### DATA FOR THIS TASK
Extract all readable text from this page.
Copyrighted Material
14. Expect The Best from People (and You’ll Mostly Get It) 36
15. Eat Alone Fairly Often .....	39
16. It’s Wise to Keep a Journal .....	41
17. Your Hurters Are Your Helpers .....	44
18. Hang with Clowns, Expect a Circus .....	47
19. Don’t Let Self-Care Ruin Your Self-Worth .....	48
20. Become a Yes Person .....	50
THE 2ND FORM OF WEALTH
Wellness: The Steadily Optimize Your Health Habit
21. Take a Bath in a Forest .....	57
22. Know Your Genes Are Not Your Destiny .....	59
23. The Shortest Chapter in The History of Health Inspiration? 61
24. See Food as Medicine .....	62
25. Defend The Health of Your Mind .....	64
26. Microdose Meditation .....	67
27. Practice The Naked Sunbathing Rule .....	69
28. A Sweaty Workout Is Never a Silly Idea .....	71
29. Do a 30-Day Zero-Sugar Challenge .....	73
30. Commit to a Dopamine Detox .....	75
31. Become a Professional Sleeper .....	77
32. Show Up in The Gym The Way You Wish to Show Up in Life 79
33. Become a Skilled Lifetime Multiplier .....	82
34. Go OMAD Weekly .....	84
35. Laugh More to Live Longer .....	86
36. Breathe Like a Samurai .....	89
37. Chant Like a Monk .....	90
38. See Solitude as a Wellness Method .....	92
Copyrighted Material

### YOUR TASK
A word-for-word transcription of the material is required.

### RESPONSE FOR THIS EXERCISE
Extract all readable text from this page.
Copyrighted Material
14. Expect The Best from People (and You’ll Mostly Get It) 36
15. Eat Alone Fairly Often .....	39
16. It’s Wise to Keep a Journal .....	41
17. Your Hurters Are Your Helpers .....	44
18. Hang with Clowns, Expect a Circus .....	47
19. Don’t Let Self-Care Ruin Your Self-Worth .....	48
20. Become a Yes Person .....	50
THE 2ND FORM OF WEALTH
Wellness: The Steadily Optimize Your Health Habit
21. Take a Bath in a Forest .....	57
22. Know Your Genes Are Not Your Destiny .....	59
23. The Shortest Chapter in The History of Health Inspiration? 61
24. See Food as Medicine .....	62
25. Defend The Health of Your Mind .....	64
26. Microdose Meditation .....	67
27. Practice The Naked Sunbathing Rule .....	69
28. A Sweaty Workout Is Never a Silly Idea .....	71
29. Do a 30-Day Zero-Sugar Challenge .....	73
30. Commit to a Dopamine Detox .....	75
31. Become a Professional Sleeper .....	77
32. Show Up in The Gym The Way You Wish to Show Up in Life 79
33. Become a Skilled Lifetime Multiplier .....	82
34. Go OMAD Weekly .....	84
35. Laugh More to Live Longer .....	86
36. Breathe Like a Samurai .....	89
37. Chant Like a Monk .....	90
38. See Solitude as a Wellness Method .....	92
Copyrighted Material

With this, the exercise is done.